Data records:
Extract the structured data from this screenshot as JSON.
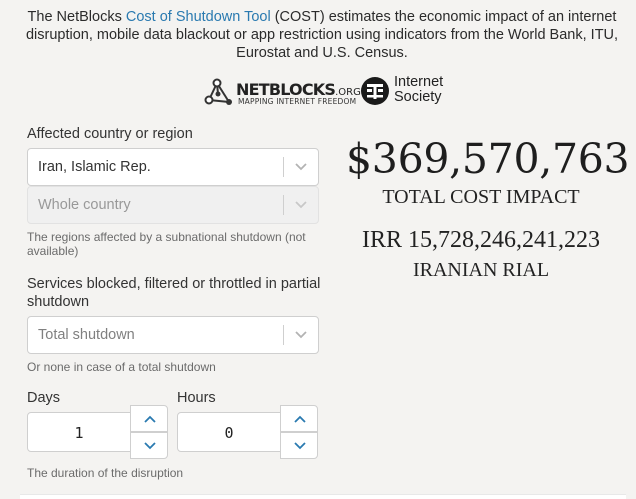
{
  "intro": {
    "text_before": "The NetBlocks ",
    "link_text": "Cost of Shutdown Tool",
    "text_after": " (COST) estimates the economic impact of an internet disruption, mobile data blackout or app restriction using indicators from the World Bank, ITU, Eurostat and U.S. Census."
  },
  "logos": {
    "netblocks_name": "NETBLOCKS",
    "netblocks_suffix": ".ORG",
    "netblocks_tagline": "MAPPING INTERNET FREEDOM",
    "isoc_line1": "Internet",
    "isoc_line2": "Society"
  },
  "form": {
    "country_label": "Affected country or region",
    "country_value": "Iran, Islamic Rep.",
    "region_value": "Whole country",
    "region_hint": "The regions affected by a subnational shutdown (not available)",
    "services_label": "Services blocked, filtered or throttled in partial shutdown",
    "services_placeholder": "Total shutdown",
    "services_hint": "Or none in case of a total shutdown",
    "days_label": "Days",
    "days_value": "1",
    "hours_label": "Hours",
    "hours_value": "0",
    "duration_hint": "The duration of the disruption"
  },
  "result": {
    "total_cost": "$369,570,763",
    "total_cost_label": "TOTAL COST IMPACT",
    "local_cost": "IRR 15,728,246,241,223",
    "local_currency_label": "IRANIAN RIAL"
  },
  "colors": {
    "link": "#2a7ab0",
    "background": "#f4f3f1"
  },
  "icons": {
    "dropdown": "chevron-down-icon",
    "step_up": "chevron-up-icon",
    "step_down": "chevron-down-icon"
  }
}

What is needed:
Copy all the entries word for word. Omit any pictures.

Exercise output:
Extract the structured data from this screenshot as JSON.
{
  "intro": {
    "text_before": "The NetBlocks ",
    "link_text": "Cost of Shutdown Tool",
    "text_after": " (COST) estimates the economic impact of an internet disruption, mobile data blackout or app restriction using indicators from the World Bank, ITU, Eurostat and U.S. Census."
  },
  "logos": {
    "netblocks_name": "NETBLOCKS",
    "netblocks_suffix": ".ORG",
    "netblocks_tagline": "MAPPING INTERNET FREEDOM",
    "isoc_line1": "Internet",
    "isoc_line2": "Society"
  },
  "form": {
    "country_label": "Affected country or region",
    "country_value": "Iran, Islamic Rep.",
    "region_value": "Whole country",
    "region_hint": "The regions affected by a subnational shutdown (not available)",
    "services_label": "Services blocked, filtered or throttled in partial shutdown",
    "services_placeholder": "Total shutdown",
    "services_hint": "Or none in case of a total shutdown",
    "days_label": "Days",
    "days_value": "1",
    "hours_label": "Hours",
    "hours_value": "0",
    "duration_hint": "The duration of the disruption"
  },
  "result": {
    "total_cost": "$369,570,763",
    "total_cost_label": "TOTAL COST IMPACT",
    "local_cost": "IRR 15,728,246,241,223",
    "local_currency_label": "IRANIAN RIAL"
  },
  "colors": {
    "link": "#2a7ab0",
    "background": "#f4f3f1"
  },
  "icons": {
    "dropdown": "chevron-down-icon",
    "step_up": "chevron-up-icon",
    "step_down": "chevron-down-icon"
  }
}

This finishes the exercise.